Records —
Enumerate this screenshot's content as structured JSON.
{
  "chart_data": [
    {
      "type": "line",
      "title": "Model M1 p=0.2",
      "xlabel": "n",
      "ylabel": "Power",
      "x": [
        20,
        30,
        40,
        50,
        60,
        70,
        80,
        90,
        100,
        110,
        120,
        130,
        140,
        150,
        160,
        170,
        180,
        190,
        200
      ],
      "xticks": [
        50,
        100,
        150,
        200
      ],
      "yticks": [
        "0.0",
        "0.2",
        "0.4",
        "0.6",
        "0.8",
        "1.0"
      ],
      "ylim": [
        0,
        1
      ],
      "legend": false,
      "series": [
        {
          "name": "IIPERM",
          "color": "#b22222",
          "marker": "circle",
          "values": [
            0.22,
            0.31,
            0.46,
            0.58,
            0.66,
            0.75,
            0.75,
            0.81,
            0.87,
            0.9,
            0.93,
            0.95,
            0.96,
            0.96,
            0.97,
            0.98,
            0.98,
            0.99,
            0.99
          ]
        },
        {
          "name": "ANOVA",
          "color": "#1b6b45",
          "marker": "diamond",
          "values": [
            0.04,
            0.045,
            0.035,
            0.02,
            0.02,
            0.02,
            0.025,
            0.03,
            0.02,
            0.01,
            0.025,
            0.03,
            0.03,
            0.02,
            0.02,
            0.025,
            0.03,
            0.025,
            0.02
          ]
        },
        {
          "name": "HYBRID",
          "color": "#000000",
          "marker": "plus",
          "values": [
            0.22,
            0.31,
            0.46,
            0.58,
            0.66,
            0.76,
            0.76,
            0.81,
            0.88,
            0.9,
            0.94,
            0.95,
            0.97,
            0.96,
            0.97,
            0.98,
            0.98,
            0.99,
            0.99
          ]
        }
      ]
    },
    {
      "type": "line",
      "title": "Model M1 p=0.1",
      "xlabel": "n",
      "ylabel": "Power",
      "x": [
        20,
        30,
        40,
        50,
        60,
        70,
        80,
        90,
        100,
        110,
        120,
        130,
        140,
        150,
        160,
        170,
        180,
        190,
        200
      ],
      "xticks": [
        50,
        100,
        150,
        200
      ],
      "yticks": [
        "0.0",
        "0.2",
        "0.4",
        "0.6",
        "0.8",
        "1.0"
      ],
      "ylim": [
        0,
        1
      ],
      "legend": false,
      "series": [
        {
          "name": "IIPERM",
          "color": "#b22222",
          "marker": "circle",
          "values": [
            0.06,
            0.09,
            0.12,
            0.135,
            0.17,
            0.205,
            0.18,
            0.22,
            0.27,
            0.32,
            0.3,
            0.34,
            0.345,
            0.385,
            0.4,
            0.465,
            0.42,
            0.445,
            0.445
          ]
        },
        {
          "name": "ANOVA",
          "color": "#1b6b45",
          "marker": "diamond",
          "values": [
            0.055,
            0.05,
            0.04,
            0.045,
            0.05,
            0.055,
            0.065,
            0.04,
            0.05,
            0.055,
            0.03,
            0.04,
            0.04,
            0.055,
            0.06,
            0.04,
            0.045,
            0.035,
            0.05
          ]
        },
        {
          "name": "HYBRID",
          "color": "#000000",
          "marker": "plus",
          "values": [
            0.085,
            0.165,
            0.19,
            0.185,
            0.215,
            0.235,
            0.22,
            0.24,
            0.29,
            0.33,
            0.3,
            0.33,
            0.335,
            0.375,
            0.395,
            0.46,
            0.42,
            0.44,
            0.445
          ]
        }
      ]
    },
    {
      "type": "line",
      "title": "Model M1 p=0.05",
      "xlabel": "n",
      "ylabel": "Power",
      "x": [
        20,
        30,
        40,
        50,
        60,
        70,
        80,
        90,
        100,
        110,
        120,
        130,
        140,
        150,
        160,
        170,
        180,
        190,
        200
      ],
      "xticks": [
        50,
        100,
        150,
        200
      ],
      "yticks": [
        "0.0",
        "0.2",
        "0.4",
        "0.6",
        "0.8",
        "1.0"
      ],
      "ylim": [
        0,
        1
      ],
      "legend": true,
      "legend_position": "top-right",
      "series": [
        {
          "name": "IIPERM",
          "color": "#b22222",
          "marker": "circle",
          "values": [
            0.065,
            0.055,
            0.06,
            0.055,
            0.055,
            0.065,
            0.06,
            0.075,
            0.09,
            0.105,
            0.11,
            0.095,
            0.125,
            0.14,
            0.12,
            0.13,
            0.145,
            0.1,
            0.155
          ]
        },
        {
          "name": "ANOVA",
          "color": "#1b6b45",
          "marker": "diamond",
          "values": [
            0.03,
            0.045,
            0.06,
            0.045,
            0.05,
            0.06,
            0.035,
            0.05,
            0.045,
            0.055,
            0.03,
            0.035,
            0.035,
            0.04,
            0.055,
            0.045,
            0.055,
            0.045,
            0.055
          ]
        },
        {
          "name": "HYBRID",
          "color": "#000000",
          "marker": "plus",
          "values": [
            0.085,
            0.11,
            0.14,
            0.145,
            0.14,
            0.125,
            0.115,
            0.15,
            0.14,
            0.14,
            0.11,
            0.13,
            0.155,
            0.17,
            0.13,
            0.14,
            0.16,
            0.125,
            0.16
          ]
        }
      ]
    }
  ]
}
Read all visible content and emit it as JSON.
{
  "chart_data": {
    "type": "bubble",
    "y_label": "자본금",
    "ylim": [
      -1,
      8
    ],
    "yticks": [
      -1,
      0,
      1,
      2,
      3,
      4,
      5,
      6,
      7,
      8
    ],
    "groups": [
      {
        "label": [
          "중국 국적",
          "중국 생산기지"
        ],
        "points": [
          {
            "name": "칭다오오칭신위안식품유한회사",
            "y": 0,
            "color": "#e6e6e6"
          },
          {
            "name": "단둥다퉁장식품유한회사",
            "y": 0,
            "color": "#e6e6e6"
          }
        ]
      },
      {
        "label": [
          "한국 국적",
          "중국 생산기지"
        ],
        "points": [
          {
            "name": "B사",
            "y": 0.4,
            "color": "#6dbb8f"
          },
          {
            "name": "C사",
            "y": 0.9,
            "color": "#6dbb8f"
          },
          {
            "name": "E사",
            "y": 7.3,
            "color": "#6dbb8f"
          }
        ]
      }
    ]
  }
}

Exercise prompt —
Starting at the line that contains "Read all visible content and emit it as JSON.", print every line through the end of the listing, word for word. Leave out all the rest.

Exercise output —
Read all visible content and emit it as JSON.
{
  "chart_data": {
    "type": "bubble",
    "y_label": "자본금",
    "ylim": [
      -1,
      8
    ],
    "yticks": [
      -1,
      0,
      1,
      2,
      3,
      4,
      5,
      6,
      7,
      8
    ],
    "groups": [
      {
        "label": [
          "중국 국적",
          "중국 생산기지"
        ],
        "points": [
          {
            "name": "칭다오오칭신위안식품유한회사",
            "y": 0,
            "color": "#e6e6e6"
          },
          {
            "name": "단둥다퉁장식품유한회사",
            "y": 0,
            "color": "#e6e6e6"
          }
        ]
      },
      {
        "label": [
          "한국 국적",
          "중국 생산기지"
        ],
        "points": [
          {
            "name": "B사",
            "y": 0.4,
            "color": "#6dbb8f"
          },
          {
            "name": "C사",
            "y": 0.9,
            "color": "#6dbb8f"
          },
          {
            "name": "E사",
            "y": 7.3,
            "color": "#6dbb8f"
          }
        ]
      }
    ]
  }
}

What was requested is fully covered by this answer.